YOUR TASK: In the listing below, locate the lines that hold the string "Portela". Copy those lines.

──────────────────────────────

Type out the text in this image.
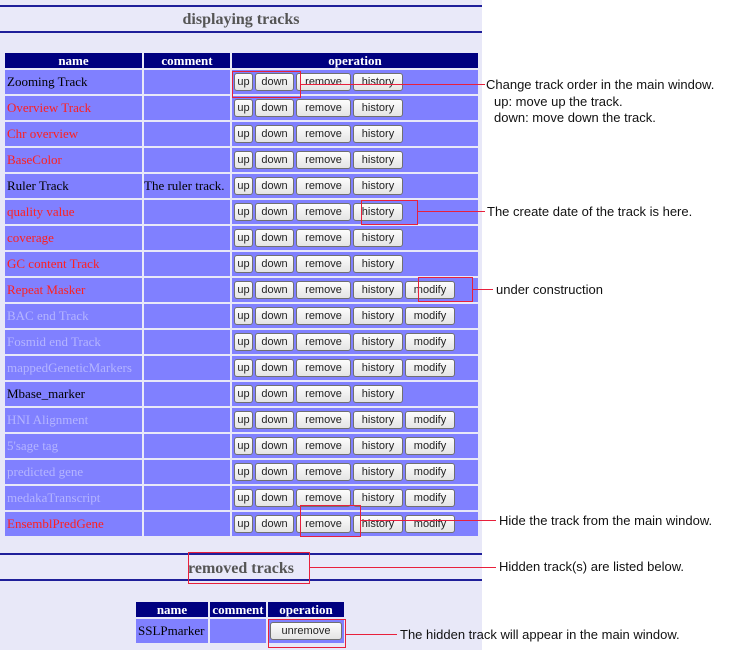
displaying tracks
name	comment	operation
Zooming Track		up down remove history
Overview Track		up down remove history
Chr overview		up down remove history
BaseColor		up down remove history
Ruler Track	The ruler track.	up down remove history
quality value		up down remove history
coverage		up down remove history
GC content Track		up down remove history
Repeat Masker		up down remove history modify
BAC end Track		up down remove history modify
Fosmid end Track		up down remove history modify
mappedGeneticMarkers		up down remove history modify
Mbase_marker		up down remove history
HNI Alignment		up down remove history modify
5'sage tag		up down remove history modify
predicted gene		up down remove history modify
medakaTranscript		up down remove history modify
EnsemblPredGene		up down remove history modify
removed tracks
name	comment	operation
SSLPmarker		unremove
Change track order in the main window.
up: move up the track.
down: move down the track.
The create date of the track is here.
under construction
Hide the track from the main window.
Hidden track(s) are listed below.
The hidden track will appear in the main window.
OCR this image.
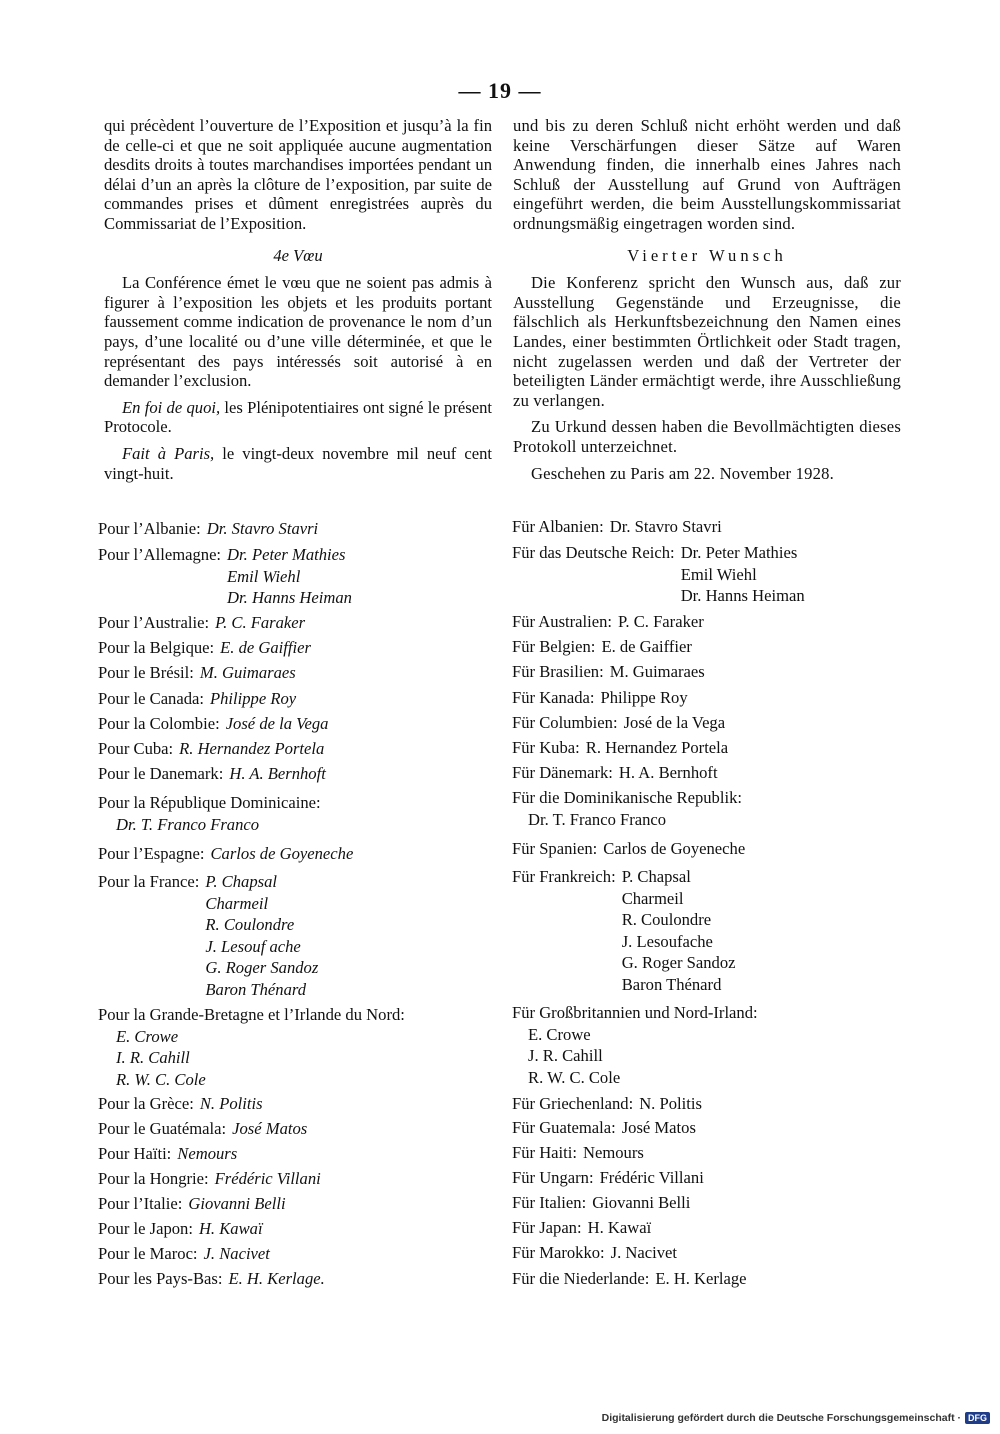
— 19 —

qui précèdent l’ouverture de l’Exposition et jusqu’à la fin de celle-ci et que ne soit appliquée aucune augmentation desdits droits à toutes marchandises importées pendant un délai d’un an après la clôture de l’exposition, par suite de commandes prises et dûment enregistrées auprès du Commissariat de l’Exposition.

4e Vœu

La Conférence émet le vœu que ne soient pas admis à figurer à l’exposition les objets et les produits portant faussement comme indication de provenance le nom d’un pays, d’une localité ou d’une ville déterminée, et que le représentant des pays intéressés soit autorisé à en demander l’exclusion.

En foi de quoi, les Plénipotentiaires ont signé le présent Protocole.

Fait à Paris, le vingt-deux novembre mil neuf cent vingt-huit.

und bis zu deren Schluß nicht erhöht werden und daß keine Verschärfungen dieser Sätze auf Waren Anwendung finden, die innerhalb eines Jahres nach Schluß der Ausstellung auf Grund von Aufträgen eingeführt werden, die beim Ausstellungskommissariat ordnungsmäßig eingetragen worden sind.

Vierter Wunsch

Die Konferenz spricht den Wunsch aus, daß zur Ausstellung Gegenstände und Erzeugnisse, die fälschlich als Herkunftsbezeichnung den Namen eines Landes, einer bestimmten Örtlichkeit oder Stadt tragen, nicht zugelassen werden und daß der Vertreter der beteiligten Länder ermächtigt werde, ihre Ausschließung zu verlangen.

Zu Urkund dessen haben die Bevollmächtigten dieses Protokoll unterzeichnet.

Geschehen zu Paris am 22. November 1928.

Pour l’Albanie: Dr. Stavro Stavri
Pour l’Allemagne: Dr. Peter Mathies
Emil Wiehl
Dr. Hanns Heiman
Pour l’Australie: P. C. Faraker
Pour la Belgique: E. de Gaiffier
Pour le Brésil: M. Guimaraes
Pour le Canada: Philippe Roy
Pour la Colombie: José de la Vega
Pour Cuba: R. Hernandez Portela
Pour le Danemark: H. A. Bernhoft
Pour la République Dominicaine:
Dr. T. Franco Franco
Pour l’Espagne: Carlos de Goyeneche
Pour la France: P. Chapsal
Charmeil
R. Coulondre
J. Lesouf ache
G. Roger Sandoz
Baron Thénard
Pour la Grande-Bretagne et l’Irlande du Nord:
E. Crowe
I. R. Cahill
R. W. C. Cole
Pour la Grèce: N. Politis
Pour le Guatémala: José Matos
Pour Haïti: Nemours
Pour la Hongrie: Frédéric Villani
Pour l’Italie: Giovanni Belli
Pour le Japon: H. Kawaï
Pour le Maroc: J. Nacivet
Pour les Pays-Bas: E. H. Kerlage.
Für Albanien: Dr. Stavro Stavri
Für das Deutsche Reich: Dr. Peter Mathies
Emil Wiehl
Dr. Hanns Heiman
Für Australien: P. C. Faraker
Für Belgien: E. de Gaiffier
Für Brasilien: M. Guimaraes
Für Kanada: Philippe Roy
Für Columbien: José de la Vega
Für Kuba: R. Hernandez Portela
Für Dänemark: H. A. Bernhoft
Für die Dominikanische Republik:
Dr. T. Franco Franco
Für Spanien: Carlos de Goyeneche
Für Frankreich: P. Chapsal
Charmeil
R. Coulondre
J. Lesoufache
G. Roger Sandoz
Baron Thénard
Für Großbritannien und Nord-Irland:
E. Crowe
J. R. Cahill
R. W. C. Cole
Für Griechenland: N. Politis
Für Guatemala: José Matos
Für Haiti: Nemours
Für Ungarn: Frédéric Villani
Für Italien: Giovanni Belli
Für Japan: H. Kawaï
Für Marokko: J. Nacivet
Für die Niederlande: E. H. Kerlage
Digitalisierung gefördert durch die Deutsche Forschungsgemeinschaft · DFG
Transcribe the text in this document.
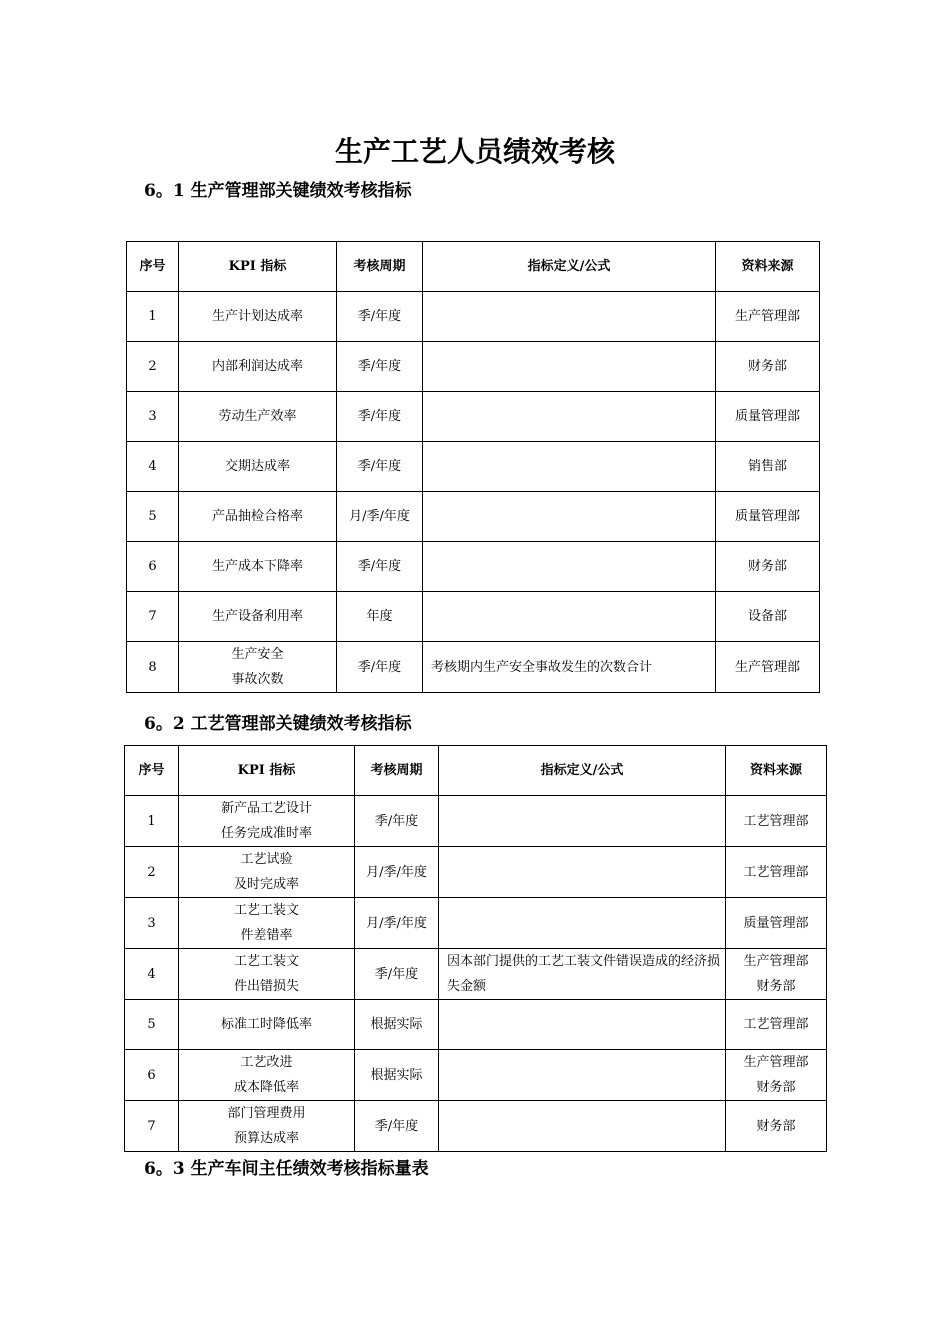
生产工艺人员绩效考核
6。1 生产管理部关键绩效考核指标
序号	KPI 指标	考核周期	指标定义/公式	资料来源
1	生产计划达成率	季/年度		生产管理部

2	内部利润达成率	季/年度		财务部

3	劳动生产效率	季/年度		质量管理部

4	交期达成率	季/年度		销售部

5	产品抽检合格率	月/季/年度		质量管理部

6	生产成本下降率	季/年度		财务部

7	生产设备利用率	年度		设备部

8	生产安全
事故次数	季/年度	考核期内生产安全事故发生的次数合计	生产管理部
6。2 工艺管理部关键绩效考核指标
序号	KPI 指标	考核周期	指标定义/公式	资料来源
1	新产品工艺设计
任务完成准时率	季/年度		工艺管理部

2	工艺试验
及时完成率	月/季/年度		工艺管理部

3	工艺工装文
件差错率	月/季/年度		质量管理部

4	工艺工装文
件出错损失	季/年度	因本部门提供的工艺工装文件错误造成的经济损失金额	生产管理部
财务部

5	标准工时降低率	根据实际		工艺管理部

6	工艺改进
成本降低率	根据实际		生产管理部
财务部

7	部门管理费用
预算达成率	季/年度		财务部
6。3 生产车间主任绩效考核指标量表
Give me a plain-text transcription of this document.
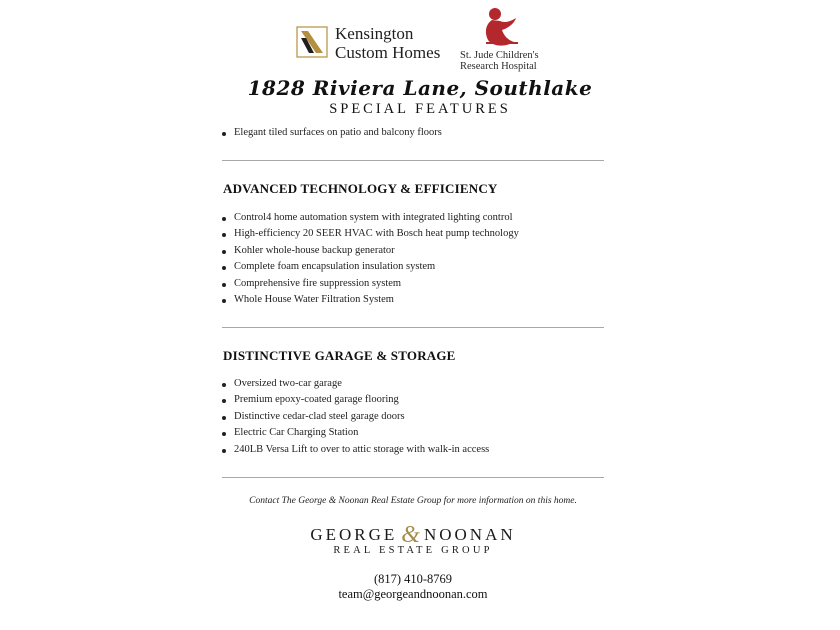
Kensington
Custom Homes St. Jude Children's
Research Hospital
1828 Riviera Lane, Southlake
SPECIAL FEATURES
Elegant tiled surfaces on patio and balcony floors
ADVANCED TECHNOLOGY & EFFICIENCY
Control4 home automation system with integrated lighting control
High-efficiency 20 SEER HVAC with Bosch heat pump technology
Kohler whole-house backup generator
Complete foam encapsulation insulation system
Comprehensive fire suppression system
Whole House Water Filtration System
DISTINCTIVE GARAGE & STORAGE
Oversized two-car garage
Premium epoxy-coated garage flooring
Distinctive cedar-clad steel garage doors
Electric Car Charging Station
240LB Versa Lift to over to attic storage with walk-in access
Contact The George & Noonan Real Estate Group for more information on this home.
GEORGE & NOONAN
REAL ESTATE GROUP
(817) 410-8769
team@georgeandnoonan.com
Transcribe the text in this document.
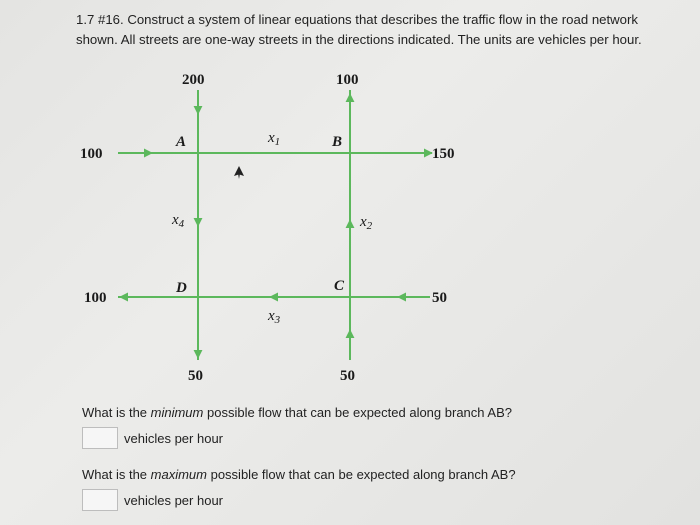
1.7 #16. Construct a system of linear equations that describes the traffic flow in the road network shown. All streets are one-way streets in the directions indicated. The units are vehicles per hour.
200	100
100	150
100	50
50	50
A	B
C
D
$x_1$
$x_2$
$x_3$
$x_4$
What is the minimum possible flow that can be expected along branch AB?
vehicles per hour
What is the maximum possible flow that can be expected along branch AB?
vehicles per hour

──────────────────────────────

RESPONSE TO THE TASK:
Pour Cuba: R. Hernandez Portela
Für Kuba: R. Hernandez Portela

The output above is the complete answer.